> [Supplied data]:
------------------------------------------------------------

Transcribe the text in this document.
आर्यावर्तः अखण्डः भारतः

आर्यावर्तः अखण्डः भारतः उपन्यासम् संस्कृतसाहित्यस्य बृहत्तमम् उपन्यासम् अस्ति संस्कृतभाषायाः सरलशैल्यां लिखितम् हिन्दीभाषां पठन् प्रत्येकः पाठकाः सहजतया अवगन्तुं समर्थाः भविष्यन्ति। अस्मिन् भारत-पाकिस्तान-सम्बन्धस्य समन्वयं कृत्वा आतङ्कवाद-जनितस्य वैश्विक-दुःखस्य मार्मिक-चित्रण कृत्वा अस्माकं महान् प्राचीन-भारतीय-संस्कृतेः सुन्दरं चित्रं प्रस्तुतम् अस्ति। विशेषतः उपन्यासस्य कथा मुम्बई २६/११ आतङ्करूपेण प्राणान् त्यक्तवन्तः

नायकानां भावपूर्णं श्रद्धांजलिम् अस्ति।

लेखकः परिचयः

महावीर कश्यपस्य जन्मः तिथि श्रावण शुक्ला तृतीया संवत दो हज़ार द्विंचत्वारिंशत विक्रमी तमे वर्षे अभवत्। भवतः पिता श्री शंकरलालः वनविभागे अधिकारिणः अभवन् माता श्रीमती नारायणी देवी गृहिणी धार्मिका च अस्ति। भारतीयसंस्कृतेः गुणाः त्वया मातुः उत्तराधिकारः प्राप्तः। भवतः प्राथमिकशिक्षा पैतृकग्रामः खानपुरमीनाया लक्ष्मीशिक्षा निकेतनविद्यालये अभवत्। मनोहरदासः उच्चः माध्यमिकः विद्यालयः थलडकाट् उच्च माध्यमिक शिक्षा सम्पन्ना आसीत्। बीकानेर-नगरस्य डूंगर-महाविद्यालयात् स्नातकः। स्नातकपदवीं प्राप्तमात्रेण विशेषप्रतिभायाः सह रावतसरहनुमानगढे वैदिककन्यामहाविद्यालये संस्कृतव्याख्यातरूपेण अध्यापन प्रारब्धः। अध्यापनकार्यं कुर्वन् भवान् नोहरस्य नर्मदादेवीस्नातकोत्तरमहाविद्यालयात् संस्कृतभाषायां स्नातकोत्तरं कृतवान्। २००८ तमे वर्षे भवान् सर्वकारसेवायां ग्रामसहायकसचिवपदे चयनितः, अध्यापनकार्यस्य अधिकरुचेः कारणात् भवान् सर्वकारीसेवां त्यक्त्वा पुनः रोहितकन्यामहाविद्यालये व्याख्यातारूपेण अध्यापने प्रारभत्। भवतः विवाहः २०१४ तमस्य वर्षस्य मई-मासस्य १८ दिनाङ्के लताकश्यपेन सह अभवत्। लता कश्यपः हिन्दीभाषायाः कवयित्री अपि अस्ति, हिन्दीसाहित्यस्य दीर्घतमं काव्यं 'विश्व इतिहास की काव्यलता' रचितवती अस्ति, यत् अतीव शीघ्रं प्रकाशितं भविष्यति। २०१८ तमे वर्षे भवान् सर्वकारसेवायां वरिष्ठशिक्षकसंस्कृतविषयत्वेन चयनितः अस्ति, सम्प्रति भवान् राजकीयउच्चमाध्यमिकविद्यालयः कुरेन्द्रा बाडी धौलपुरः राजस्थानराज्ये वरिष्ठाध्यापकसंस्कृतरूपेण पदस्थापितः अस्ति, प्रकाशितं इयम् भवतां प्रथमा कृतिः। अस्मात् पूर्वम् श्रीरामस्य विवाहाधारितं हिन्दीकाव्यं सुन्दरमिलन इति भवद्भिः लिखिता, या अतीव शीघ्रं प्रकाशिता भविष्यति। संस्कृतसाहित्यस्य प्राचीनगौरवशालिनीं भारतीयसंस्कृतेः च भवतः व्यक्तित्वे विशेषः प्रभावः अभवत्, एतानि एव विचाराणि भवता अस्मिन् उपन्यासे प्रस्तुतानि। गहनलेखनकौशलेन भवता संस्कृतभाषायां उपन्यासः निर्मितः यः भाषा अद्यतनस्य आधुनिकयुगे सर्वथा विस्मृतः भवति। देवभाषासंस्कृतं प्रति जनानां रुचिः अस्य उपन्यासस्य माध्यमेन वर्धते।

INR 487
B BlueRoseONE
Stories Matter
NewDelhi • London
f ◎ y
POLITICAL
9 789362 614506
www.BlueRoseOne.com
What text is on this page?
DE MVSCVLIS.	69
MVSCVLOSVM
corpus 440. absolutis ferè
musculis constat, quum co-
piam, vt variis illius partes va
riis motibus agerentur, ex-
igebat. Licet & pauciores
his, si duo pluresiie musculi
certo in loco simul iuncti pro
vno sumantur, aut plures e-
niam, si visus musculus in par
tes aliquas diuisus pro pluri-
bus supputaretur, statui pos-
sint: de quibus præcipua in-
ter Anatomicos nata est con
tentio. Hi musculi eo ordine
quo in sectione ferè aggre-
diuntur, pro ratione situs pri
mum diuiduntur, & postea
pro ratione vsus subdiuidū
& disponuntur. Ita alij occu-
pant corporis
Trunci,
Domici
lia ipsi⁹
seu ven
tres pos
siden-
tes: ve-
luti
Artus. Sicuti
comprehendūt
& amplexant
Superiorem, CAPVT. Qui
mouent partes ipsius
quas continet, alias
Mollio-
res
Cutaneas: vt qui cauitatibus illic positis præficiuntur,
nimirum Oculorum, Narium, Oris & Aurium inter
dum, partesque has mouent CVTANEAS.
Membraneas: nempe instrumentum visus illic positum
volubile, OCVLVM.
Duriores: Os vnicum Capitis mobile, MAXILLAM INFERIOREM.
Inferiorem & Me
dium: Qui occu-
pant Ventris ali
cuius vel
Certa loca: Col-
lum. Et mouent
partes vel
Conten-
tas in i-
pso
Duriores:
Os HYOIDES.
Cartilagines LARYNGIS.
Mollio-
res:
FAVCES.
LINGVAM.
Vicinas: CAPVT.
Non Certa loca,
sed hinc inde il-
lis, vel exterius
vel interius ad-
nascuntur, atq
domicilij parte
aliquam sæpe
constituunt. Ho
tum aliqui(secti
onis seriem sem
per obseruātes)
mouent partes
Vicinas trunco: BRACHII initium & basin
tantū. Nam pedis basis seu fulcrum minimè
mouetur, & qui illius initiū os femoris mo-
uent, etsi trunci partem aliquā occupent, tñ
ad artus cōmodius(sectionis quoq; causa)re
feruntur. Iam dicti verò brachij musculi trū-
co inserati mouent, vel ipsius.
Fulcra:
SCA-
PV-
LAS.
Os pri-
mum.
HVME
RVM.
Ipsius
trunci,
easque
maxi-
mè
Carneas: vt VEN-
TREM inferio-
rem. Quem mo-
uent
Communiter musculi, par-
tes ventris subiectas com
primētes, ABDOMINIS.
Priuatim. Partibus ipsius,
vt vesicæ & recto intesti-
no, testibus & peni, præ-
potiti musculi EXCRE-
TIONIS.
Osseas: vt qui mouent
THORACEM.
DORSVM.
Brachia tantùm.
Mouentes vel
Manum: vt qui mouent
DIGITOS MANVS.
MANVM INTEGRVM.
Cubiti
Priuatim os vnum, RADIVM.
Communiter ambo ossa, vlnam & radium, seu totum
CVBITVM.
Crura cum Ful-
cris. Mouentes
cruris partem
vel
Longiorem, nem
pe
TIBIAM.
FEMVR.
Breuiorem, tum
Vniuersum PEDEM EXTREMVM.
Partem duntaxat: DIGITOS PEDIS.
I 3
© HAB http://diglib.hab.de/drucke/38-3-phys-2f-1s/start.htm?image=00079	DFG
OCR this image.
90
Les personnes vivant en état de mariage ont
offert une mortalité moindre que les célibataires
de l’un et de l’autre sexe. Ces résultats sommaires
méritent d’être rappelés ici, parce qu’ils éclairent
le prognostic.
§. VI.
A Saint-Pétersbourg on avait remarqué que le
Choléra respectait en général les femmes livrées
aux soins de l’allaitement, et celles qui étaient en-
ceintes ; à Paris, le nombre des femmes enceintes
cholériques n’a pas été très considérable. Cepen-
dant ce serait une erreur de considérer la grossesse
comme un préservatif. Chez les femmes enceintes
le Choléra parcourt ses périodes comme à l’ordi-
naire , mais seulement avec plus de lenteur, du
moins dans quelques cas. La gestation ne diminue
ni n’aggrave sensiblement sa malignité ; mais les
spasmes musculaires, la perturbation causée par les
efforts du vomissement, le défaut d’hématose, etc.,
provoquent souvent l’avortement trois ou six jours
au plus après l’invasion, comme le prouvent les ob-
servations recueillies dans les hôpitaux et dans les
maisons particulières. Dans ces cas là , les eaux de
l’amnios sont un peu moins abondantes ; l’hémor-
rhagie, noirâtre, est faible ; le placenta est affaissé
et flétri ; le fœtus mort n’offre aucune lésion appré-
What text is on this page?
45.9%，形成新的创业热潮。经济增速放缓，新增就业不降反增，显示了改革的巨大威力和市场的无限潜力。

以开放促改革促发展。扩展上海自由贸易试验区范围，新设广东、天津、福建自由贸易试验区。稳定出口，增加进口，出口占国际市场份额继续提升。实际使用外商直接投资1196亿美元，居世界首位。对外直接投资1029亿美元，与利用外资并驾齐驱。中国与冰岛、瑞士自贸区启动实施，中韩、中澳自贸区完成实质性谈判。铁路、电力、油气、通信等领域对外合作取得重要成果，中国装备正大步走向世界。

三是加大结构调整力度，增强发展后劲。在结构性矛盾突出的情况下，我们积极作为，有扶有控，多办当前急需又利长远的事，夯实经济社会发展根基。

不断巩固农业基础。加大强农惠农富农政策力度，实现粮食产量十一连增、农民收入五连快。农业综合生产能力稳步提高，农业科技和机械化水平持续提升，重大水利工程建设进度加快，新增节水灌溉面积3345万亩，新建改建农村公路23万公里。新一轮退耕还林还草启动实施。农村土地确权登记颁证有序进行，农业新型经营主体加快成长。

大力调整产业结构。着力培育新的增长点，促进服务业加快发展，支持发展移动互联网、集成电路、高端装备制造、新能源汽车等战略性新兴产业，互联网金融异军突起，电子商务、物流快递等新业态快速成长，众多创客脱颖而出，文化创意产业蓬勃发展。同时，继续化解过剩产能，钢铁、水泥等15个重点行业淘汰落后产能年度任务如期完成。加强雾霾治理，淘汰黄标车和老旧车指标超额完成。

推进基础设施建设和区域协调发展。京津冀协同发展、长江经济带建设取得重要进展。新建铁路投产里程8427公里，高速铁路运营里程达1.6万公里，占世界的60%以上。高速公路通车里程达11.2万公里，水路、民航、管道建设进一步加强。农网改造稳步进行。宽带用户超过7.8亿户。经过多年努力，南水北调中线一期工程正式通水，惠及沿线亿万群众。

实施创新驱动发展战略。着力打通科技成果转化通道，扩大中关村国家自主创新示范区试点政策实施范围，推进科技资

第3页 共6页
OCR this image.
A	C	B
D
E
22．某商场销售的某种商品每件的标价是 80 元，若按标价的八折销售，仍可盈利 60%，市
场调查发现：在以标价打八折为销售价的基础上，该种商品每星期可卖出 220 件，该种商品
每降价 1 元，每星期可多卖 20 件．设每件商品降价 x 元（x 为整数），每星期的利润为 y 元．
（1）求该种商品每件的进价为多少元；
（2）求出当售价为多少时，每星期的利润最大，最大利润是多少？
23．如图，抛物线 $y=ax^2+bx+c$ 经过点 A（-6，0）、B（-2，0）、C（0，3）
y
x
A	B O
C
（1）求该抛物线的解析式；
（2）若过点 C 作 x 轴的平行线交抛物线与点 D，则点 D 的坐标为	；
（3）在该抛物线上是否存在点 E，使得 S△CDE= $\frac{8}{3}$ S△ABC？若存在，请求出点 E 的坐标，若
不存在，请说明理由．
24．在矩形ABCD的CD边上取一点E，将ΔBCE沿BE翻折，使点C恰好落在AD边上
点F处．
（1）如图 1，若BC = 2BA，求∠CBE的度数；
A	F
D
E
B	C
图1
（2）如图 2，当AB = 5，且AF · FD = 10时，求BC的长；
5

------------------------------------------------------------

> [What the task asks]: Check every line of the data above for the string "comme", and copy those that have it.

> [Written reply]:
comme un préservatif. Chez les femmes enceintes
le Choléra parcourt ses périodes comme à l’ordi-
au plus après l’invasion, comme le prouvent les ob-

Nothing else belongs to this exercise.